- **Task requirements**
Beginning with the line in which "Extract all readable text from this page." appears, transcribe each line word for word until the records end. Do not include pictures.

[Collection entries]
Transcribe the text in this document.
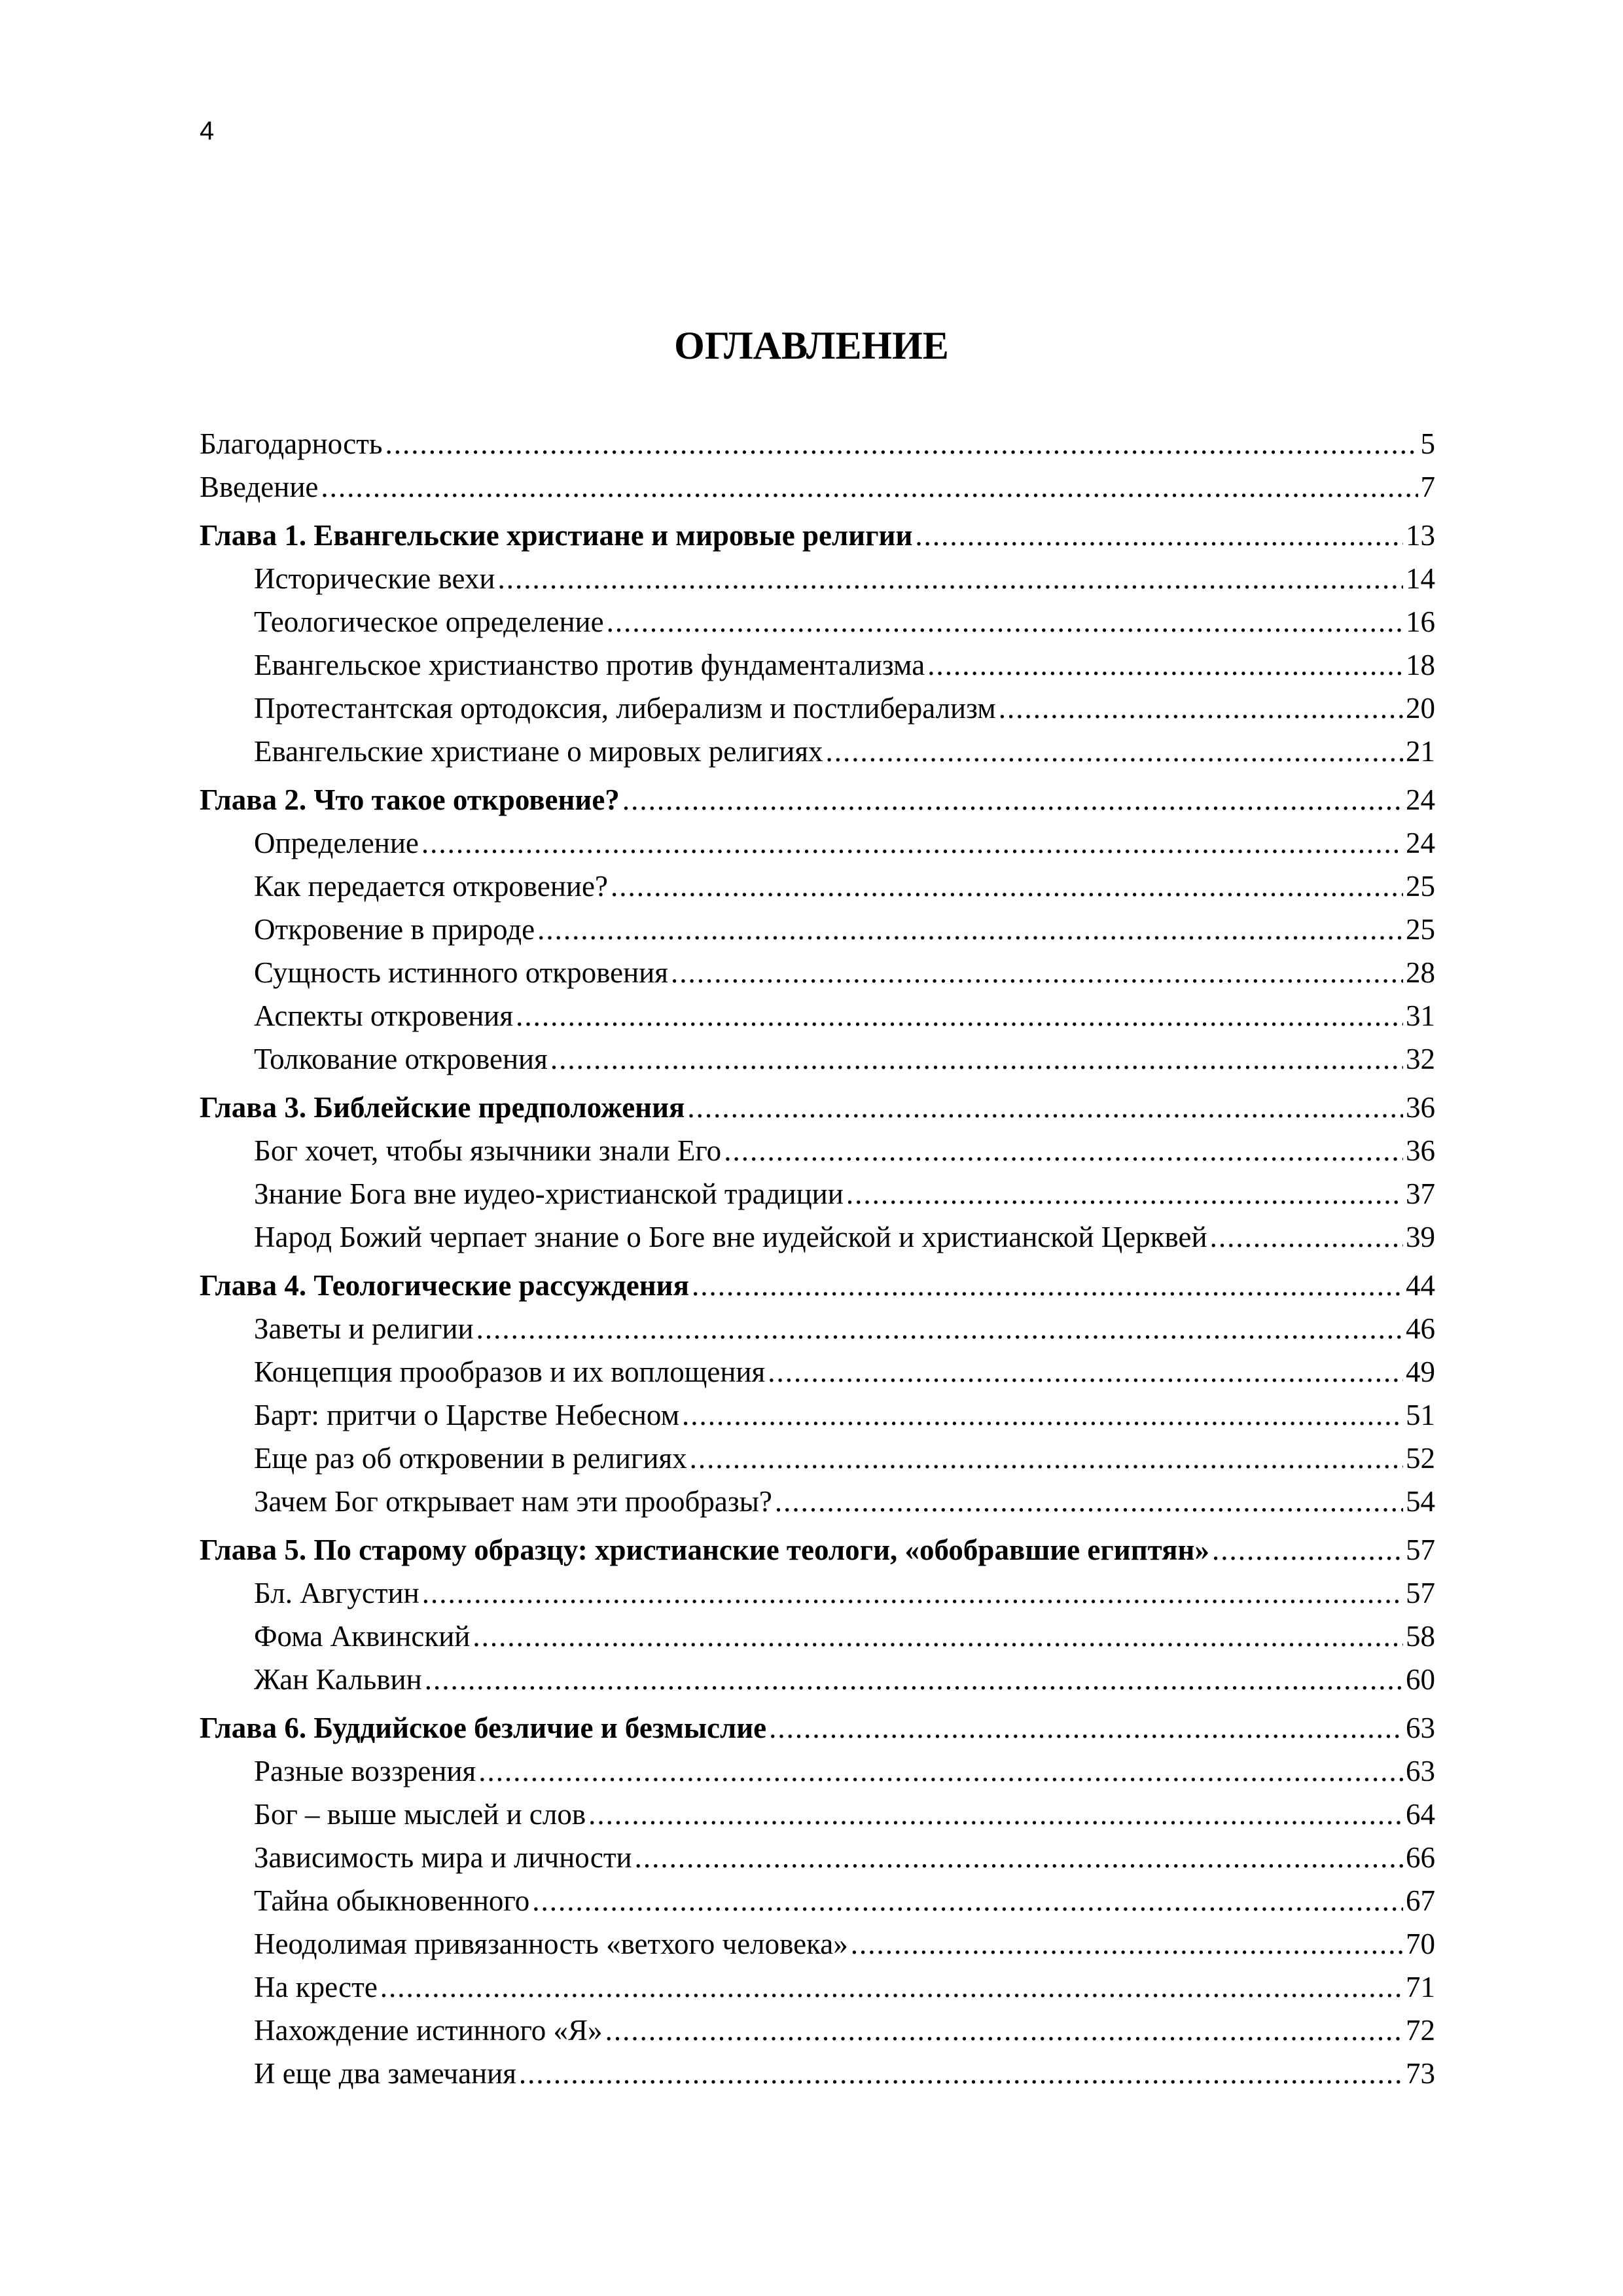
4
ОГЛАВЛЕНИЕ
Благодарность .....	5
Введение .....	7
Глава 1. Евангельские христиане и мировые религии .....	13
Исторические вехи .....	14
Теологическое определение .....	16
Евангельское христианство против фундаментализма .....	18
Протестантская ортодоксия, либерализм и постлиберализм .....	20
Евангельские христиане о мировых религиях .....	21
Глава 2. Что такое откровение? .....	24
Определение .....	24
Как передается откровение? .....	25
Откровение в природе .....	25
Сущность истинного откровения .....	28
Аспекты откровения .....	31
Толкование откровения .....	32
Глава 3. Библейские предположения .....	36
Бог хочет, чтобы язычники знали Его .....	36
Знание Бога вне иудео-христианской традиции .....	37
Народ Божий черпает знание о Боге вне иудейской и христианской Церквей .....	39
Глава 4. Теологические рассуждения .....	44
Заветы и религии .....	46
Концепция прообразов и их воплощения .....	49
Барт: притчи о Царстве Небесном .....	51
Еще раз об откровении в религиях .....	52
Зачем Бог открывает нам эти прообразы? .....	54
Глава 5. По старому образцу: христианские теологи, «обобравшие египтян» .....	57
Бл. Августин .....	57
Фома Аквинский .....	58
Жан Кальвин .....	60
Глава 6. Буддийское безличие и безмыслие .....	63
Разные воззрения .....	63
Бог – выше мыслей и слов .....	64
Зависимость мира и личности .....	66
Тайна обыкновенного .....	67
Неодолимая привязанность «ветхого человека» .....	70
На кресте .....	71
Нахождение истинного «Я» .....	72
И еще два замечания .....	73
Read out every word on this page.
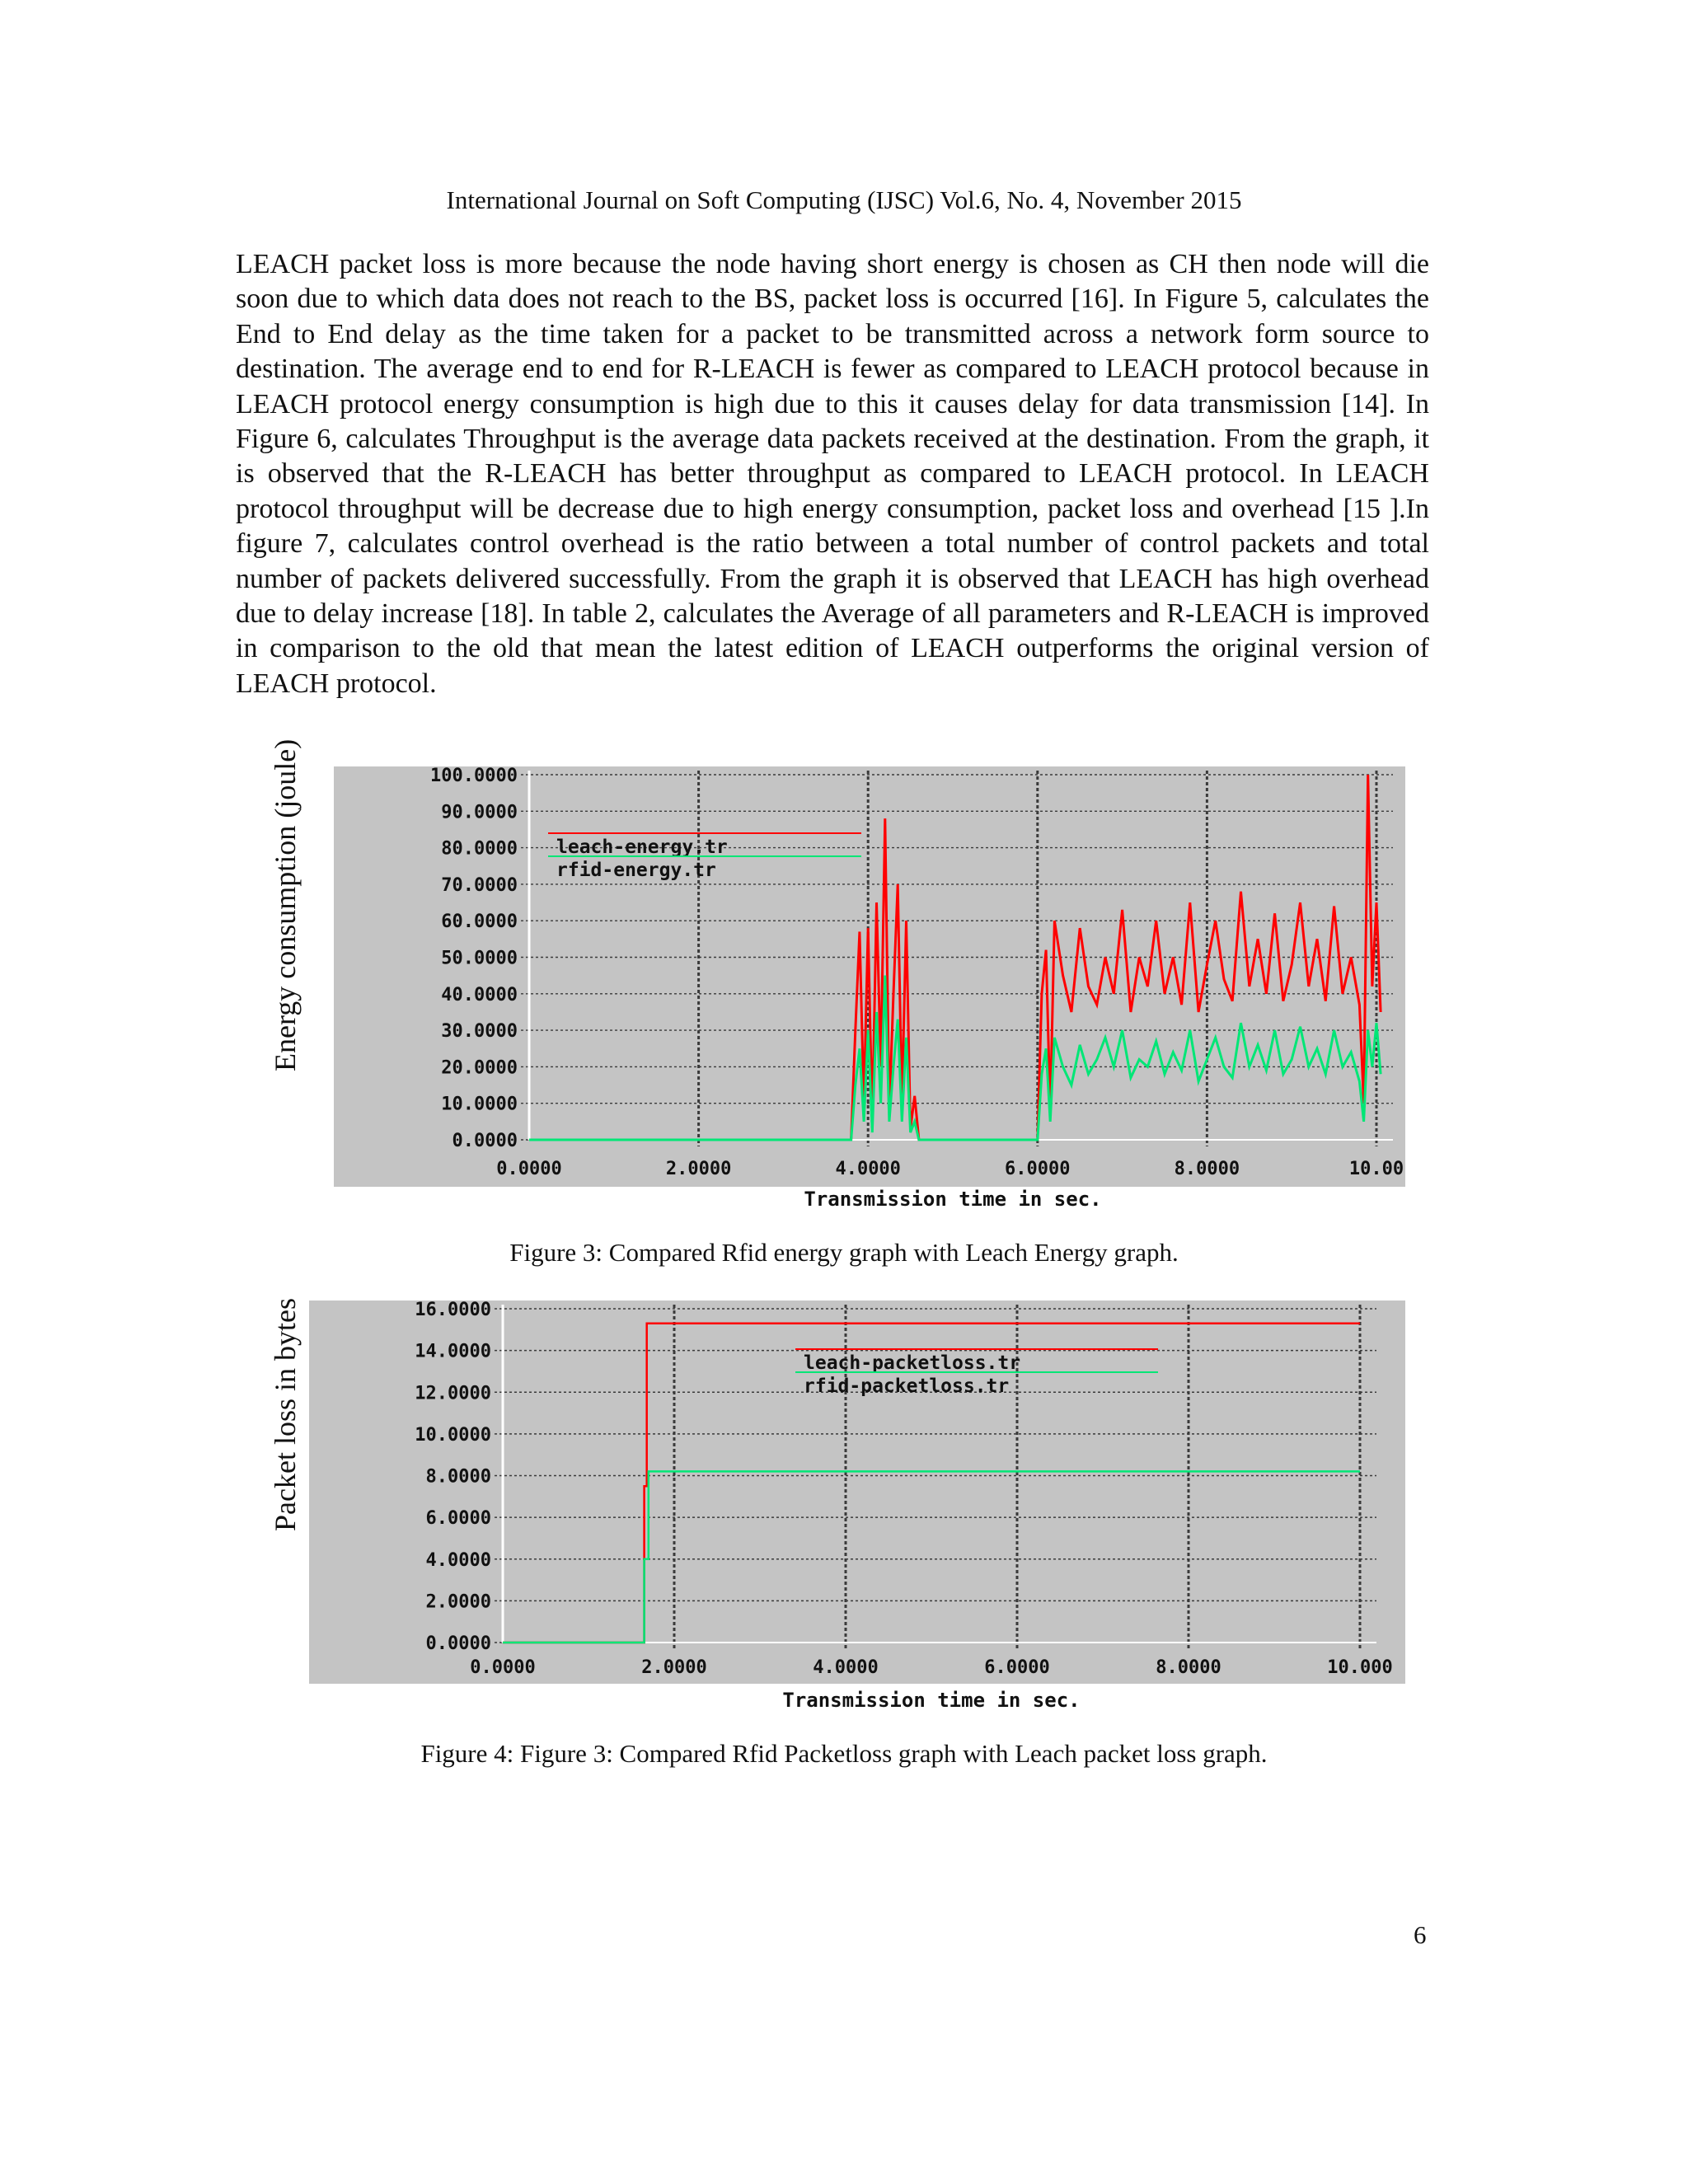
International Journal on Soft Computing (IJSC) Vol.6, No. 4, November 2015
LEACH packet loss is more because the node having short energy is chosen as CH then node will die soon due to which data does not reach to the BS, packet loss is occurred [16]. In Figure 5, calculates the End to End delay as the time taken for a packet to be transmitted across a network form source to destination. The average end to end for R-LEACH is fewer as compared to LEACH protocol because in LEACH protocol energy consumption is high due to this it causes delay for data transmission [14]. In Figure 6, calculates Throughput is the average data packets received at the destination. From the graph, it is observed that the R-LEACH has better throughput as compared to LEACH protocol. In LEACH protocol throughput will be decrease due to high energy consumption, packet loss and overhead [15 ].In figure 7, calculates control overhead is the ratio between a total number of control packets and total number of packets delivered successfully. From the graph it is observed that LEACH has high overhead due to delay increase [18]. In table 2, calculates the Average of all parameters and R-LEACH is improved in comparison to the old that mean the latest edition of LEACH outperforms the original version of LEACH protocol.
0.0000
10.0000
20.0000
30.0000
40.0000
50.0000
60.0000
70.0000
80.0000
90.0000
100.0000
0.0000	2.0000	4.0000	6.0000	8.0000	10.00
Transmission time in sec.
leach-energy.tr
rfid-energy.tr
Energy consumption (joule)
Figure 3: Compared Rfid energy graph with Leach Energy graph.
0.0000
2.0000
4.0000
6.0000
8.0000
10.0000
12.0000
14.0000
16.0000
0.0000	2.0000	4.0000	6.0000	8.0000	10.000
Transmission time in sec.
leach-packetloss.tr
rfid-packetloss.tr
Packet loss in bytes
Figure 4: Figure 3: Compared Rfid Packetloss graph with Leach packet loss graph.
6
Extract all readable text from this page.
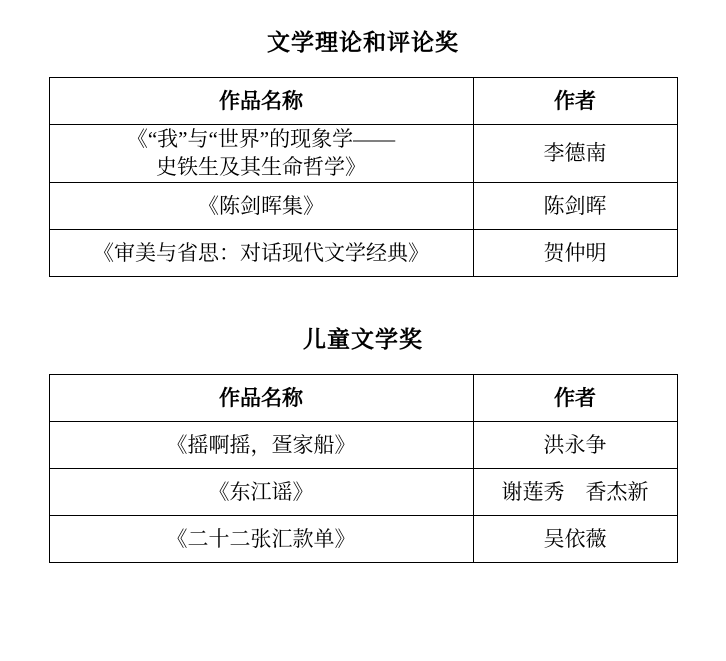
文学理论和评论奖
作品名称	作者

《“我”与“世界”的现象学——
史铁生及其生命哲学》	李德南
《陈剑晖集》	陈剑晖
《审美与省思：对话现代文学经典》	贺仲明
儿童文学奖
作品名称	作者
《摇啊摇，疍家船》	洪永争
《东江谣》	谢莲秀　香杰新
《二十二张汇款单》	吴依薇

- **Response for this exercise**
Extract all readable text from this page.
文学理论和评论奖
作品名称	作者

《“我”与“世界”的现象学——
史铁生及其生命哲学》	李德南
《陈剑晖集》	陈剑晖
《审美与省思：对话现代文学经典》	贺仲明
儿童文学奖
作品名称	作者
《摇啊摇，疍家船》	洪永争
《东江谣》	谢莲秀　香杰新
《二十二张汇款单》	吴依薇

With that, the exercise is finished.